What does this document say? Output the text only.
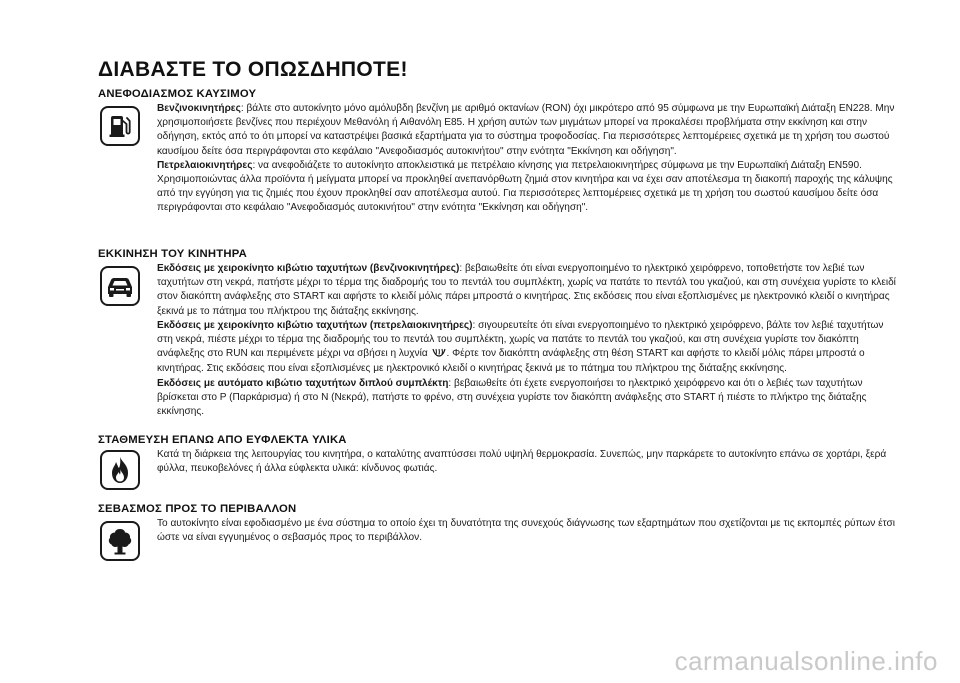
ΔΙΑΒΑΣΤΕ ΤΟ ΟΠΩΣΔΗΠΟΤΕ!
ΑΝΕΦΟΔΙΑΣΜΟΣ ΚΑΥΣΙΜΟΥ

Βενζινοκινητήρες: βάλτε στο αυτοκίνητο μόνο αμόλυβδη βενζίνη με αριθμό οκτανίων (RON) όχι μικρότερο από 95 σύμφωνα με την Ευρωπαϊκή Διάταξη EN228. Μην χρησιμοποιήσετε βενζίνες που περιέχουν Μεθανόλη ή Αιθανόλη E85. Η χρήση αυτών των μιγμάτων μπορεί να προκαλέσει προβλήματα στην εκκίνηση και στην οδήγηση, εκτός από το ότι μπορεί να καταστρέψει βασικά εξαρτήματα για το σύστημα τροφοδοσίας. Για περισσότερες λεπτομέρειες σχετικά με τη χρήση του σωστού καυσίμου δείτε όσα περιγράφονται στο κεφάλαιο "Ανεφοδιασμός αυτοκινήτου" στην ενότητα "Εκκίνηση και οδήγηση".

Πετρελαιοκινητήρες: να ανεφοδιάζετε το αυτοκίνητο αποκλειστικά με πετρέλαιο κίνησης για πετρελαιοκινητήρες σύμφωνα με την Ευρωπαϊκή Διάταξη EN590. Χρησιμοποιώντας άλλα προϊόντα ή μείγματα μπορεί να προκληθεί ανεπανόρθωτη ζημιά στον κινητήρα και να έχει σαν αποτέλεσμα τη διακοπή παροχής της κάλυψης από την εγγύηση για τις ζημιές που έχουν προκληθεί σαν αποτέλεσμα αυτού. Για περισσότερες λεπτομέρειες σχετικά με τη χρήση του σωστού καυσίμου δείτε όσα περιγράφονται στο κεφάλαιο "Ανεφοδιασμός αυτοκινήτου" στην ενότητα "Εκκίνηση και οδήγηση".

ΕΚΚΙΝΗΣΗ ΤΟΥ ΚΙΝΗΤΗΡΑ

Εκδόσεις με χειροκίνητο κιβώτιο ταχυτήτων (βενζινοκινητήρες): βεβαιωθείτε ότι είναι ενεργοποιημένο το ηλεκτρικό χειρόφρενο, τοποθετήστε τον λεβιέ των ταχυτήτων στη νεκρά, πατήστε μέχρι το τέρμα της διαδρομής του το πεντάλ του συμπλέκτη, χωρίς να πατάτε το πεντάλ του γκαζιού, και στη συνέχεια γυρίστε το κλειδί στον διακόπτη ανάφλεξης στο START και αφήστε το κλειδί μόλις πάρει μπροστά ο κινητήρας. Στις εκδόσεις που είναι εξοπλισμένες με ηλεκτρονικό κλειδί ο κινητήρας ξεκινά με το πάτημα του πλήκτρου της διάταξης εκκίνησης.

Εκδόσεις με χειροκίνητο κιβώτιο ταχυτήτων (πετρελαιοκινητήρες): σιγουρευτείτε ότι είναι ενεργοποιημένο το ηλεκτρικό χειρόφρενο, βάλτε τον λεβιέ ταχυτήτων στη νεκρά, πιέστε μέχρι το τέρμα της διαδρομής του το πεντάλ του συμπλέκτη, χωρίς να πατάτε το πεντάλ του γκαζιού, και στη συνέχεια γυρίστε τον διακόπτη ανάφλεξης στο RUN και περιμένετε μέχρι να σβήσει η λυχνία . Φέρτε τον διακόπτη ανάφλεξης στη θέση START και αφήστε το κλειδί μόλις πάρει μπροστά ο κινητήρας. Στις εκδόσεις που είναι εξοπλισμένες με ηλεκτρονικό κλειδί ο κινητήρας ξεκινά με το πάτημα του πλήκτρου της διάταξης εκκίνησης.

Εκδόσεις με αυτόματο κιβώτιο ταχυτήτων διπλού συμπλέκτη: βεβαιωθείτε ότι έχετε ενεργοποιήσει το ηλεκτρικό χειρόφρενο και ότι ο λεβιές των ταχυτήτων βρίσκεται στο P (Παρκάρισμα) ή στο N (Νεκρά), πατήστε το φρένο, στη συνέχεια γυρίστε τον διακόπτη ανάφλεξης στο START ή πιέστε το πλήκτρο της διάταξης εκκίνησης.

ΣΤΑΘΜΕΥΣΗ ΕΠΑΝΩ ΑΠΟ ΕΥΦΛΕΚΤΑ ΥΛΙΚΑ

Κατά τη διάρκεια της λειτουργίας του κινητήρα, ο καταλύτης αναπτύσσει πολύ υψηλή θερμοκρασία. Συνεπώς, μην παρκάρετε το αυτοκίνητο επάνω σε χορτάρι, ξερά φύλλα, πευκοβελόνες ή άλλα εύφλεκτα υλικά: κίνδυνος φωτιάς.

ΣΕΒΑΣΜΟΣ ΠΡΟΣ ΤΟ ΠΕΡΙΒΑΛΛΟΝ

Το αυτοκίνητο είναι εφοδιασμένο με ένα σύστημα το οποίο έχει τη δυνατότητα της συνεχούς διάγνωσης των εξαρτημάτων που σχετίζονται με τις εκπομπές ρύπων έτσι ώστε να είναι εγγυημένος ο σεβασμός προς το περιβάλλον.

carmanualsonline.info
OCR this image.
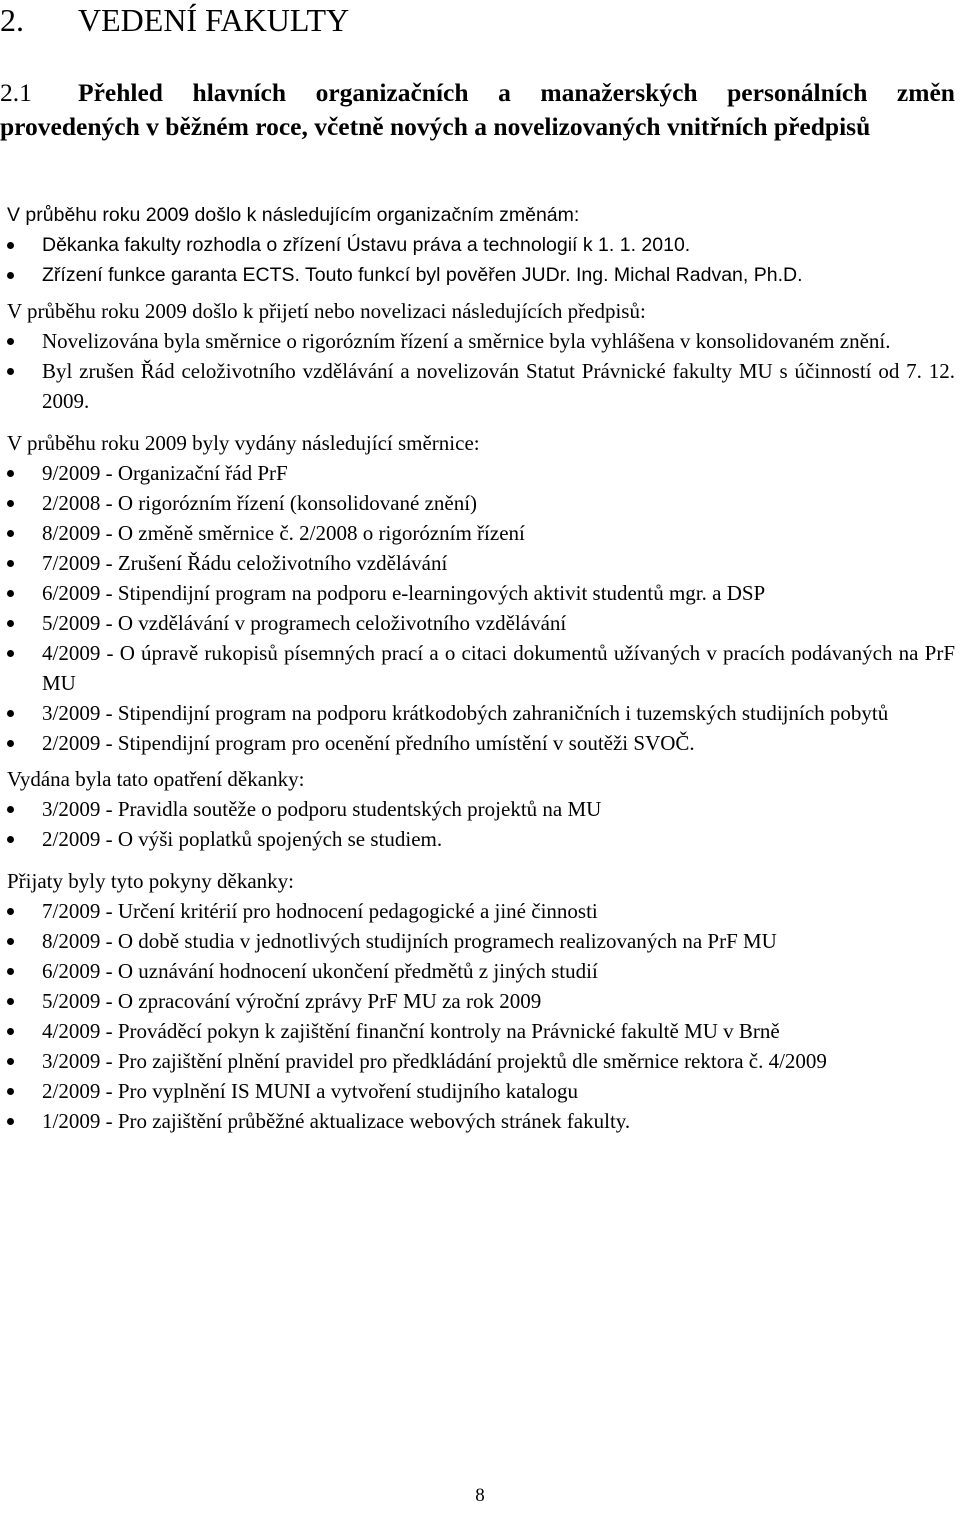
2. VEDENÍ FAKULTY
2.1 Přehled hlavních organizačních a manažerských personálních změn provedených v běžném roce, včetně nových a novelizovaných vnitřních předpisů

V průběhu roku 2009 došlo k následujícím organizačním změnám:

Děkanka fakulty rozhodla o zřízení Ústavu práva a technologií k 1. 1. 2010.
Zřízení funkce garanta ECTS. Touto funkcí byl pověřen JUDr. Ing. Michal Radvan, Ph.D.

V průběhu roku 2009 došlo k přijetí nebo novelizaci následujících předpisů:

Novelizována byla směrnice o rigorózním řízení a směrnice byla vyhlášena v konsolidovaném znění.
Byl zrušen Řád celoživotního vzdělávání a novelizován Statut Právnické fakulty MU s účinností od 7. 12. 2009.

V průběhu roku 2009 byly vydány následující směrnice:

9/2009 - Organizační řád PrF
2/2008 - O rigorózním řízení (konsolidované znění)
8/2009 - O změně směrnice č. 2/2008 o rigorózním řízení
7/2009 - Zrušení Řádu celoživotního vzdělávání
6/2009 - Stipendijní program na podporu e-learningových aktivit studentů mgr. a DSP
5/2009 - O vzdělávání v programech celoživotního vzdělávání
4/2009 - O úpravě rukopisů písemných prací a o citaci dokumentů užívaných v pracích podávaných na PrF MU
3/2009 - Stipendijní program na podporu krátkodobých zahraničních i tuzemských studijních pobytů
2/2009 - Stipendijní program pro ocenění předního umístění v soutěži SVOČ.

Vydána byla tato opatření děkanky:

3/2009 - Pravidla soutěže o podporu studentských projektů na MU
2/2009 - O výši poplatků spojených se studiem.

Přijaty byly tyto pokyny děkanky:

7/2009 - Určení kritérií pro hodnocení pedagogické a jiné činnosti
8/2009 - O době studia v jednotlivých studijních programech realizovaných na PrF MU
6/2009 - O uznávání hodnocení ukončení předmětů z jiných studií
5/2009 - O zpracování výroční zprávy PrF MU za rok 2009
4/2009 - Prováděcí pokyn k zajištění finanční kontroly na Právnické fakultě MU v Brně
3/2009 - Pro zajištění plnění pravidel pro předkládání projektů dle směrnice rektora č. 4/2009
2/2009 - Pro vyplnění IS MUNI a vytvoření studijního katalogu
1/2009 - Pro zajištění průběžné aktualizace webových stránek fakulty.
8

◆ ◆ ◆ ◆ ◆ ◆ ◆

INSTRUCTIONS TO FOLLOW
Omit every picture, then repeat the remaining data exactly as it appears above.

FULL RESPONSE
What does this document say? Output the text only.
ΔΙΑΒΑΣΤΕ ΤΟ ΟΠΩΣΔΗΠΟΤΕ!
ΑΝΕΦΟΔΙΑΣΜΟΣ ΚΑΥΣΙΜΟΥ

Βενζινοκινητήρες: βάλτε στο αυτοκίνητο μόνο αμόλυβδη βενζίνη με αριθμό οκτανίων (RON) όχι μικρότερο από 95 σύμφωνα με την Ευρωπαϊκή Διάταξη EN228. Μην χρησιμοποιήσετε βενζίνες που περιέχουν Μεθανόλη ή Αιθανόλη E85. Η χρήση αυτών των μιγμάτων μπορεί να προκαλέσει προβλήματα στην εκκίνηση και στην οδήγηση, εκτός από το ότι μπορεί να καταστρέψει βασικά εξαρτήματα για το σύστημα τροφοδοσίας. Για περισσότερες λεπτομέρειες σχετικά με τη χρήση του σωστού καυσίμου δείτε όσα περιγράφονται στο κεφάλαιο "Ανεφοδιασμός αυτοκινήτου" στην ενότητα "Εκκίνηση και οδήγηση".

Πετρελαιοκινητήρες: να ανεφοδιάζετε το αυτοκίνητο αποκλειστικά με πετρέλαιο κίνησης για πετρελαιοκινητήρες σύμφωνα με την Ευρωπαϊκή Διάταξη EN590. Χρησιμοποιώντας άλλα προϊόντα ή μείγματα μπορεί να προκληθεί ανεπανόρθωτη ζημιά στον κινητήρα και να έχει σαν αποτέλεσμα τη διακοπή παροχής της κάλυψης από την εγγύηση για τις ζημιές που έχουν προκληθεί σαν αποτέλεσμα αυτού. Για περισσότερες λεπτομέρειες σχετικά με τη χρήση του σωστού καυσίμου δείτε όσα περιγράφονται στο κεφάλαιο "Ανεφοδιασμός αυτοκινήτου" στην ενότητα "Εκκίνηση και οδήγηση".

ΕΚΚΙΝΗΣΗ ΤΟΥ ΚΙΝΗΤΗΡΑ

Εκδόσεις με χειροκίνητο κιβώτιο ταχυτήτων (βενζινοκινητήρες): βεβαιωθείτε ότι είναι ενεργοποιημένο το ηλεκτρικό χειρόφρενο, τοποθετήστε τον λεβιέ των ταχυτήτων στη νεκρά, πατήστε μέχρι το τέρμα της διαδρομής του το πεντάλ του συμπλέκτη, χωρίς να πατάτε το πεντάλ του γκαζιού, και στη συνέχεια γυρίστε το κλειδί στον διακόπτη ανάφλεξης στο START και αφήστε το κλειδί μόλις πάρει μπροστά ο κινητήρας. Στις εκδόσεις που είναι εξοπλισμένες με ηλεκτρονικό κλειδί ο κινητήρας ξεκινά με το πάτημα του πλήκτρου της διάταξης εκκίνησης.

Εκδόσεις με χειροκίνητο κιβώτιο ταχυτήτων (πετρελαιοκινητήρες): σιγουρευτείτε ότι είναι ενεργοποιημένο το ηλεκτρικό χειρόφρενο, βάλτε τον λεβιέ ταχυτήτων στη νεκρά, πιέστε μέχρι το τέρμα της διαδρομής του το πεντάλ του συμπλέκτη, χωρίς να πατάτε το πεντάλ του γκαζιού, και στη συνέχεια γυρίστε τον διακόπτη ανάφλεξης στο RUN και περιμένετε μέχρι να σβήσει η λυχνία . Φέρτε τον διακόπτη ανάφλεξης στη θέση START και αφήστε το κλειδί μόλις πάρει μπροστά ο κινητήρας. Στις εκδόσεις που είναι εξοπλισμένες με ηλεκτρονικό κλειδί ο κινητήρας ξεκινά με το πάτημα του πλήκτρου της διάταξης εκκίνησης.

Εκδόσεις με αυτόματο κιβώτιο ταχυτήτων διπλού συμπλέκτη: βεβαιωθείτε ότι έχετε ενεργοποιήσει το ηλεκτρικό χειρόφρενο και ότι ο λεβιές των ταχυτήτων βρίσκεται στο P (Παρκάρισμα) ή στο N (Νεκρά), πατήστε το φρένο, στη συνέχεια γυρίστε τον διακόπτη ανάφλεξης στο START ή πιέστε το πλήκτρο της διάταξης εκκίνησης.

ΣΤΑΘΜΕΥΣΗ ΕΠΑΝΩ ΑΠΟ ΕΥΦΛΕΚΤΑ ΥΛΙΚΑ

Κατά τη διάρκεια της λειτουργίας του κινητήρα, ο καταλύτης αναπτύσσει πολύ υψηλή θερμοκρασία. Συνεπώς, μην παρκάρετε το αυτοκίνητο επάνω σε χορτάρι, ξερά φύλλα, πευκοβελόνες ή άλλα εύφλεκτα υλικά: κίνδυνος φωτιάς.

ΣΕΒΑΣΜΟΣ ΠΡΟΣ ΤΟ ΠΕΡΙΒΑΛΛΟΝ

Το αυτοκίνητο είναι εφοδιασμένο με ένα σύστημα το οποίο έχει τη δυνατότητα της συνεχούς διάγνωσης των εξαρτημάτων που σχετίζονται με τις εκπομπές ρύπων έτσι ώστε να είναι εγγυημένος ο σεβασμός προς το περιβάλλον.

carmanualsonline.info
OCR this image.
2. VEDENÍ FAKULTY
2.1 Přehled hlavních organizačních a manažerských personálních změn provedených v běžném roce, včetně nových a novelizovaných vnitřních předpisů

V průběhu roku 2009 došlo k následujícím organizačním změnám:

Děkanka fakulty rozhodla o zřízení Ústavu práva a technologií k 1. 1. 2010.
Zřízení funkce garanta ECTS. Touto funkcí byl pověřen JUDr. Ing. Michal Radvan, Ph.D.

V průběhu roku 2009 došlo k přijetí nebo novelizaci následujících předpisů:

Novelizována byla směrnice o rigorózním řízení a směrnice byla vyhlášena v konsolidovaném znění.
Byl zrušen Řád celoživotního vzdělávání a novelizován Statut Právnické fakulty MU s účinností od 7. 12. 2009.

V průběhu roku 2009 byly vydány následující směrnice:

9/2009 - Organizační řád PrF
2/2008 - O rigorózním řízení (konsolidované znění)
8/2009 - O změně směrnice č. 2/2008 o rigorózním řízení
7/2009 - Zrušení Řádu celoživotního vzdělávání
6/2009 - Stipendijní program na podporu e-learningových aktivit studentů mgr. a DSP
5/2009 - O vzdělávání v programech celoživotního vzdělávání
4/2009 - O úpravě rukopisů písemných prací a o citaci dokumentů užívaných v pracích podávaných na PrF MU
3/2009 - Stipendijní program na podporu krátkodobých zahraničních i tuzemských studijních pobytů
2/2009 - Stipendijní program pro ocenění předního umístění v soutěži SVOČ.

Vydána byla tato opatření děkanky:

3/2009 - Pravidla soutěže o podporu studentských projektů na MU
2/2009 - O výši poplatků spojených se studiem.

Přijaty byly tyto pokyny děkanky:

7/2009 - Určení kritérií pro hodnocení pedagogické a jiné činnosti
8/2009 - O době studia v jednotlivých studijních programech realizovaných na PrF MU
6/2009 - O uznávání hodnocení ukončení předmětů z jiných studií
5/2009 - O zpracování výroční zprávy PrF MU za rok 2009
4/2009 - Prováděcí pokyn k zajištění finanční kontroly na Právnické fakultě MU v Brně
3/2009 - Pro zajištění plnění pravidel pro předkládání projektů dle směrnice rektora č. 4/2009
2/2009 - Pro vyplnění IS MUNI a vytvoření studijního katalogu
1/2009 - Pro zajištění průběžné aktualizace webových stránek fakulty.
8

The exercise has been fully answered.